=== Task brief ===
Copy out all lines that hold "subtitle".

=== Records shown ===
__________________________________________________
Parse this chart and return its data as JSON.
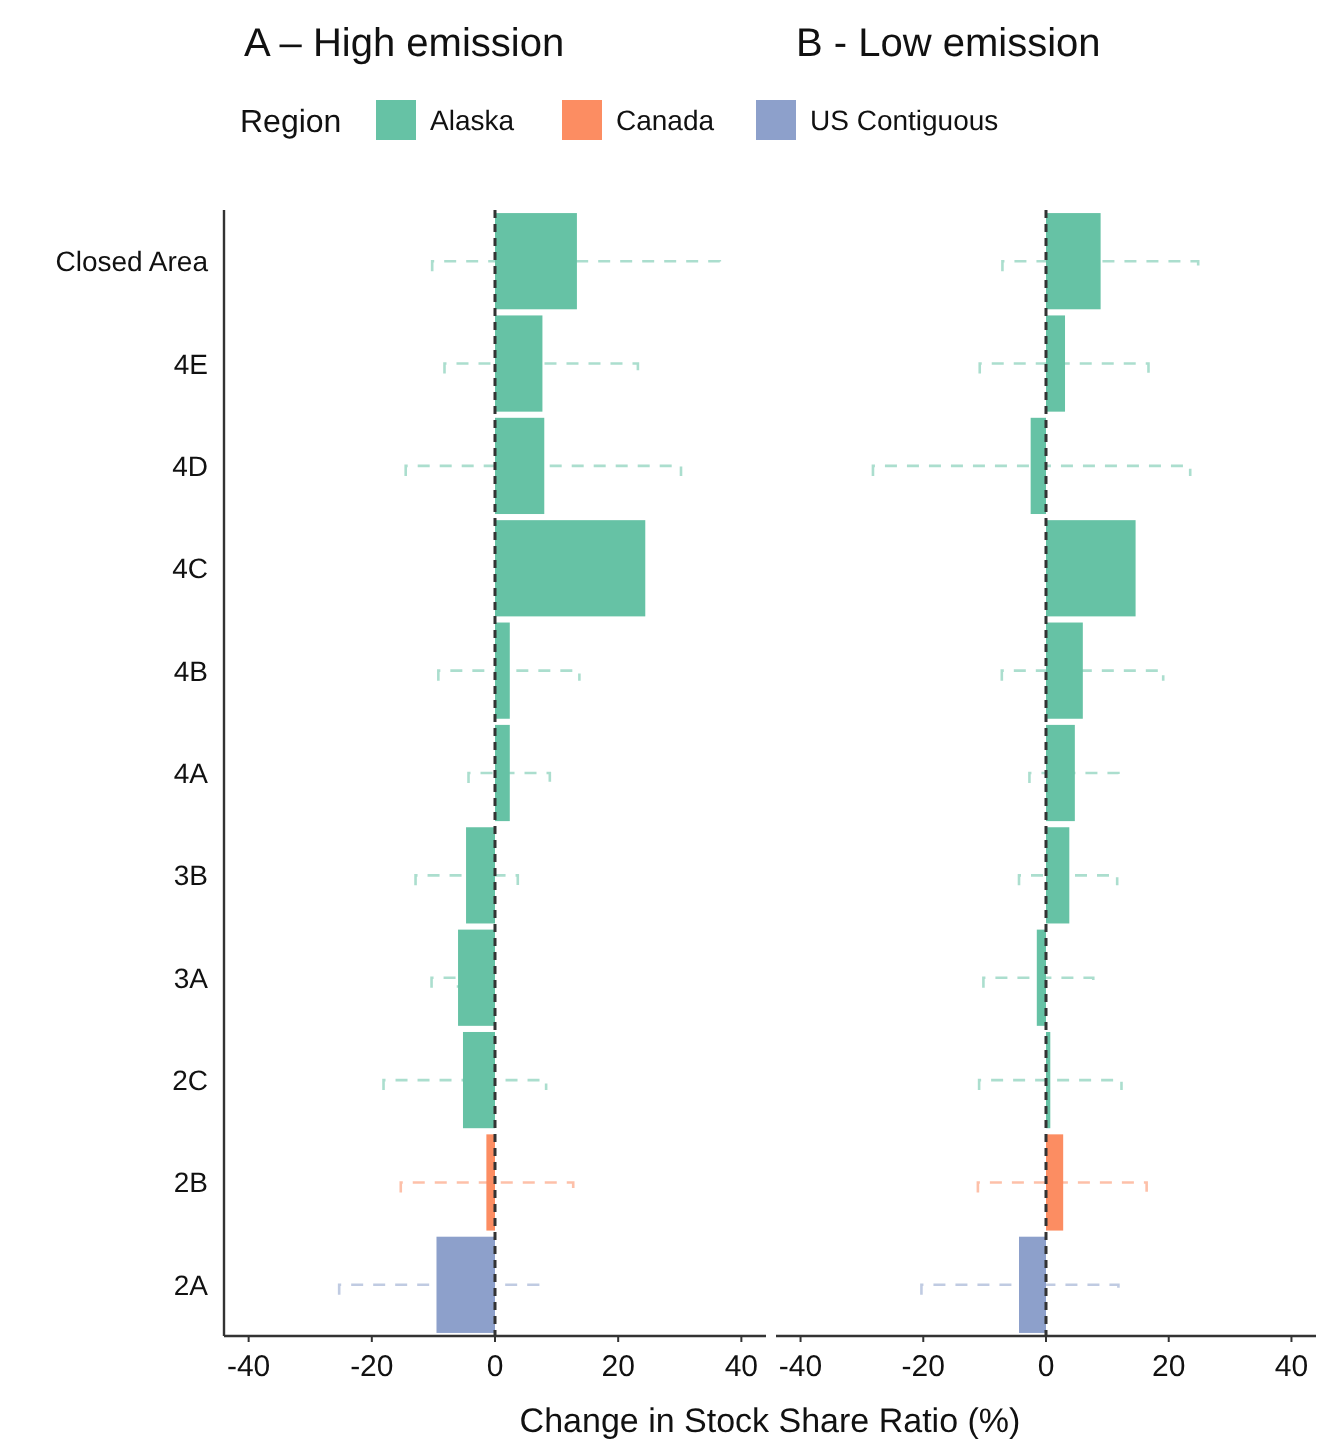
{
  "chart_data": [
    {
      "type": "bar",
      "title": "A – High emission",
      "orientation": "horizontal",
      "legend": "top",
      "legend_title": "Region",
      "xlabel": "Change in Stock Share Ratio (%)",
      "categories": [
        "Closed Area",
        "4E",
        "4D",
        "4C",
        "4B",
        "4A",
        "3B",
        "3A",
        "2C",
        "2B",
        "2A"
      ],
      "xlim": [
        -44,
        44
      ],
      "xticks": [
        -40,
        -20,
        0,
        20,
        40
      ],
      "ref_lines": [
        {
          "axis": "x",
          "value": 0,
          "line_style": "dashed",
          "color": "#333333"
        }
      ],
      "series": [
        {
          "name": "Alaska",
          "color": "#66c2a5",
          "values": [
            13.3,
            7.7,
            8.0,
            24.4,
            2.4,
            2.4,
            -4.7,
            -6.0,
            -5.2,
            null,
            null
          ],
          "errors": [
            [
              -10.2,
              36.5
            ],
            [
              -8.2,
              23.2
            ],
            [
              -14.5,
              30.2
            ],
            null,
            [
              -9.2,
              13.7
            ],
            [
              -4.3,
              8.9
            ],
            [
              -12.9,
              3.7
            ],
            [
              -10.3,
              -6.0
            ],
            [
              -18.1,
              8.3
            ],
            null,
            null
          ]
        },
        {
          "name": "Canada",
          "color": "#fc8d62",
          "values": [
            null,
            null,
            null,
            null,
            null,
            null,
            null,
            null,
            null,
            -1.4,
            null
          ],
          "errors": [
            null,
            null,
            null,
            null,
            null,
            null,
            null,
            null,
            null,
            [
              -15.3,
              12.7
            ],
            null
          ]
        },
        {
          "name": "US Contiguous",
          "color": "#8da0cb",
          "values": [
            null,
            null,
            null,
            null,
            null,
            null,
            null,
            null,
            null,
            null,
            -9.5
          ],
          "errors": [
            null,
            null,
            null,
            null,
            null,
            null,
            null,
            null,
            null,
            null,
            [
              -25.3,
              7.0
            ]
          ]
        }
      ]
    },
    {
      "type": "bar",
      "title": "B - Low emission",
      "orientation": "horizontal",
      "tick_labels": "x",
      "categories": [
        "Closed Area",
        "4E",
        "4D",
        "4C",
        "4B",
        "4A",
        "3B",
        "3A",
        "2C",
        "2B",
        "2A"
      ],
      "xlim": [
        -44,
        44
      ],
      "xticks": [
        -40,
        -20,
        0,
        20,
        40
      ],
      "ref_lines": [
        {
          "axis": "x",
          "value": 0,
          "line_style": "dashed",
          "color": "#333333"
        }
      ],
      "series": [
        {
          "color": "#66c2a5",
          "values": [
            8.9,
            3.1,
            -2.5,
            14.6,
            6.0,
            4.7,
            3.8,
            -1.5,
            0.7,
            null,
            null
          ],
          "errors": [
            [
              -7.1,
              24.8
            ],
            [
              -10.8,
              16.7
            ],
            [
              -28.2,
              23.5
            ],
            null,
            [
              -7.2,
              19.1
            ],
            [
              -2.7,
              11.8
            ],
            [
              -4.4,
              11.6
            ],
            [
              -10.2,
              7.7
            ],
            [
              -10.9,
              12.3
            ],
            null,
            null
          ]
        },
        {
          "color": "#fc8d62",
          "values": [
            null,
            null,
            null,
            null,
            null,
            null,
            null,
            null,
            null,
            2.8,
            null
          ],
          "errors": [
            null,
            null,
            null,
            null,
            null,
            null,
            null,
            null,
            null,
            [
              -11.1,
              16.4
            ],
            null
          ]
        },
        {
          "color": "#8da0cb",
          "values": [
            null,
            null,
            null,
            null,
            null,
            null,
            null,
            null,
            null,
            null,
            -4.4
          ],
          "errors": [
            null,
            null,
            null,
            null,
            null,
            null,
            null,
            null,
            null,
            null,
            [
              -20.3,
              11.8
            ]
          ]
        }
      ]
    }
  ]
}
__________________________________________________
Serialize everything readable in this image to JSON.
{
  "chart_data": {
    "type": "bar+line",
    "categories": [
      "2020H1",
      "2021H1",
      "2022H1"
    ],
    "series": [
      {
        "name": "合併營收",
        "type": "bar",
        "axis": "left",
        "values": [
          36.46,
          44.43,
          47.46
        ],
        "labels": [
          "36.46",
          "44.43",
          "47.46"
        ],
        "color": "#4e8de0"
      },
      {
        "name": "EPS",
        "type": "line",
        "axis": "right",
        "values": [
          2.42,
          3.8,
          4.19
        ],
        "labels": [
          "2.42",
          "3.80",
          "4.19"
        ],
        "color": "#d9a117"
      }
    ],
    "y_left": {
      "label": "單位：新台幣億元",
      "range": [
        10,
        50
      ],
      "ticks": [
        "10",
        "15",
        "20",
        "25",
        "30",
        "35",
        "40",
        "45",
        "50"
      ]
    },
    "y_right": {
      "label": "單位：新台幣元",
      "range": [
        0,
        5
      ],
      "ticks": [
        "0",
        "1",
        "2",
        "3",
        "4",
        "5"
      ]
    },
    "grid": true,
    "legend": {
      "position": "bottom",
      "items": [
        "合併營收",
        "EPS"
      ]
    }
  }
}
__________________________________________________
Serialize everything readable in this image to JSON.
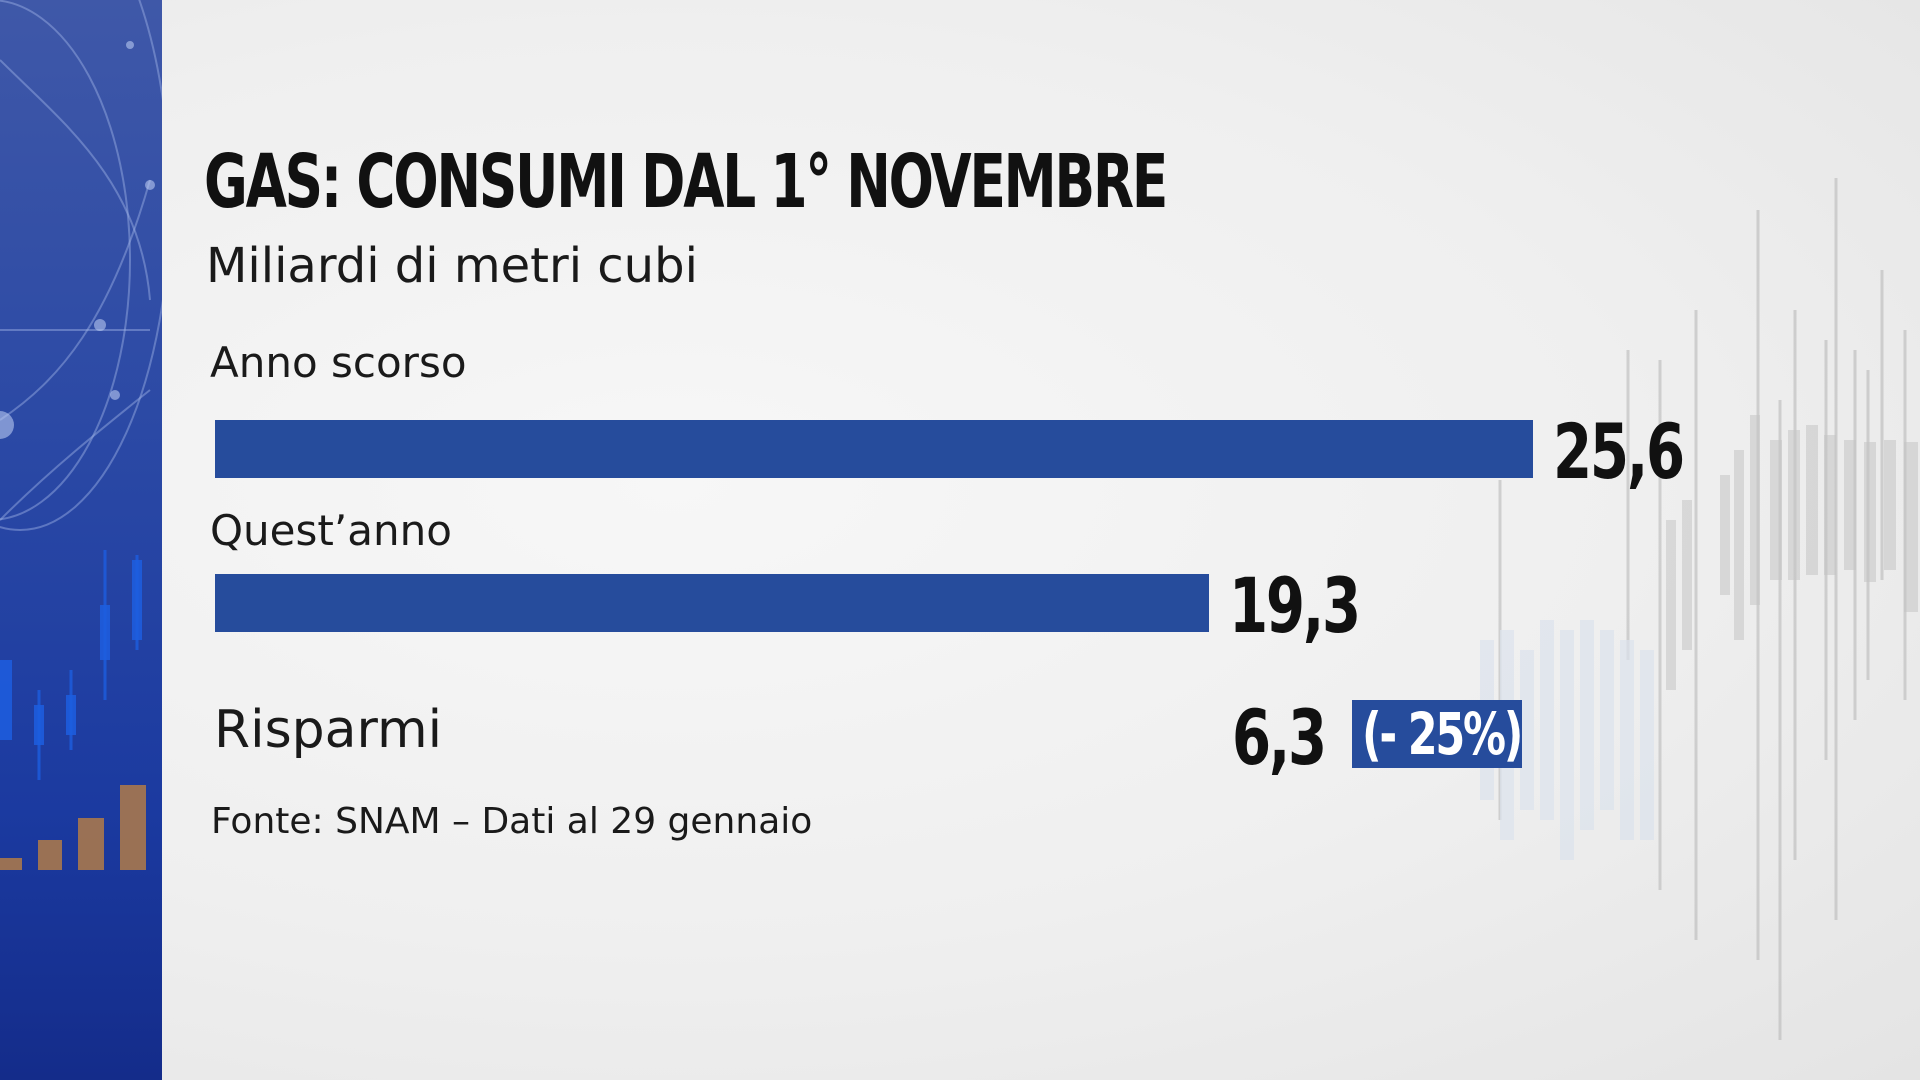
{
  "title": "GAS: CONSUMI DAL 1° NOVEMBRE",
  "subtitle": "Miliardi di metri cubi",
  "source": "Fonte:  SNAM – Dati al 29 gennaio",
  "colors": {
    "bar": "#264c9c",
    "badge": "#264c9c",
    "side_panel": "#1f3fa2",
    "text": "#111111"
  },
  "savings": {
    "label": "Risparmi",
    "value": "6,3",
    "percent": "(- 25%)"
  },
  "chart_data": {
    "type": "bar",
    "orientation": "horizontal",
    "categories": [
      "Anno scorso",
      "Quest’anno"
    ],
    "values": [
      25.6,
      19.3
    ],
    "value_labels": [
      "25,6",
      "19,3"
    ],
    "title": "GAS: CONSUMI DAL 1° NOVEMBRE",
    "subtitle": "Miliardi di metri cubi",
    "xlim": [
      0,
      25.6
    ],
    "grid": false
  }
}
__________________________________________________
=== Full output ===
  "subtitle": "Miliardi di metri cubi",
    "subtitle": "Miliardi di metri cubi",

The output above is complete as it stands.